--- Start of EXTRACTED DATA ---

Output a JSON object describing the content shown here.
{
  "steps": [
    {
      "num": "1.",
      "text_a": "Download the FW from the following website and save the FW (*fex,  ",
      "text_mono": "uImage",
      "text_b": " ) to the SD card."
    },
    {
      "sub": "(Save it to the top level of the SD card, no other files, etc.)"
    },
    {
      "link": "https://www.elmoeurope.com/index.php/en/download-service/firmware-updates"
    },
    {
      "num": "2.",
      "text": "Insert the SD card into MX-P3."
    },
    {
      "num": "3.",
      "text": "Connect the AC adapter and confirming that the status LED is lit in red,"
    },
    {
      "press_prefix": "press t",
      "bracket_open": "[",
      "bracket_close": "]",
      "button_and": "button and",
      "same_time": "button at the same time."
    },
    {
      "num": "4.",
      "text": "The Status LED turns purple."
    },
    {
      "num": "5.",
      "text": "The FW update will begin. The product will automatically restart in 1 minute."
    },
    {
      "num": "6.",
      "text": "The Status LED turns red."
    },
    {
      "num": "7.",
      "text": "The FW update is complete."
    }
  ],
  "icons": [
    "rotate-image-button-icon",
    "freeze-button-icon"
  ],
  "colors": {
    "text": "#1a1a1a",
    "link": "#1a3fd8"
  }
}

--- End of EXTRACTED DATA ---

* **WHAT TO WORK ON**
Your task is to list each line of the records with the word "link".

* **ANSWER BELOW**
      "link": "https://www.elmoeurope.com/index.php/en/download-service/firmware-updates"
    "link": "#1a3fd8"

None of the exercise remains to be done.